▶ EXERCISE INSTRUCTIONS
State how many lines in the entries below hold the string "were", and give nothing besides that number.

▶ DATA PROVIDED
━━━━━━━━━━━━━━━━━━━━━━━━━━━━━━

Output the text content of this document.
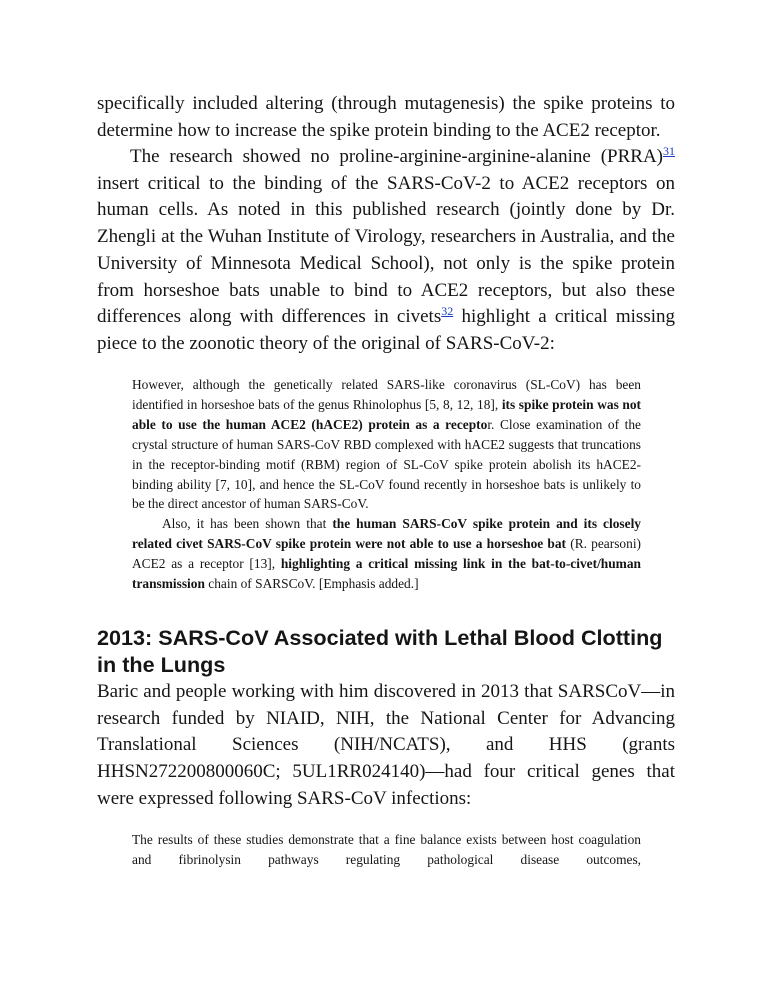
specifically included altering (through mutagenesis) the spike proteins to determine how to increase the spike protein binding to the ACE2 receptor.

The research showed no proline-arginine-arginine-alanine (PRRA)$^{31}$ insert critical to the binding of the SARS-CoV-2 to ACE2 receptors on human cells. As noted in this published research (jointly done by Dr. Zhengli at the Wuhan Institute of Virology, researchers in Australia, and the University of Minnesota Medical School), not only is the spike protein from horseshoe bats unable to bind to ACE2 receptors, but also these differences along with differences in civets$^{32}$ highlight a critical missing piece to the zoonotic theory of the original of SARS-CoV-2:

However, although the genetically related SARS-like coronavirus (SL-CoV) has been identified in horseshoe bats of the genus Rhinolophus [5, 8, 12, 18], its spike protein was not able to use the human ACE2 (hACE2) protein as a receptor. Close examination of the crystal structure of human SARS-CoV RBD complexed with hACE2 suggests that truncations in the receptor-binding motif (RBM) region of SL-CoV spike protein abolish its hACE2-binding ability [7, 10], and hence the SL-CoV found recently in horseshoe bats is unlikely to be the direct ancestor of human SARS-CoV.

Also, it has been shown that the human SARS-CoV spike protein and its closely related civet SARS-CoV spike protein were not able to use a horseshoe bat (R. pearsoni) ACE2 as a receptor [13], highlighting a critical missing link in the bat-to-civet/human transmission chain of SARSCoV. [Emphasis added.]

2013: SARS-CoV Associated with Lethal Blood Clotting
in the Lungs
Baric and people working with him discovered in 2013 that SARSCoV—in
research funded by NIAID, NIH, the National Center for Advancing
Translational Sciences (NIH/NCATS), and HHS (grants
HHSN272200800060C; 5UL1RR024140)—had four critical genes that
were expressed following SARS-CoV infections:

The results of these studies demonstrate that a fine balance exists between host coagulation and fibrinolysin pathways regulating pathological disease outcomes,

━━━━━━━━━━━━━━━━━━━━━━━━━━━━━━

▶ SOLUTION TO THIS TASK
2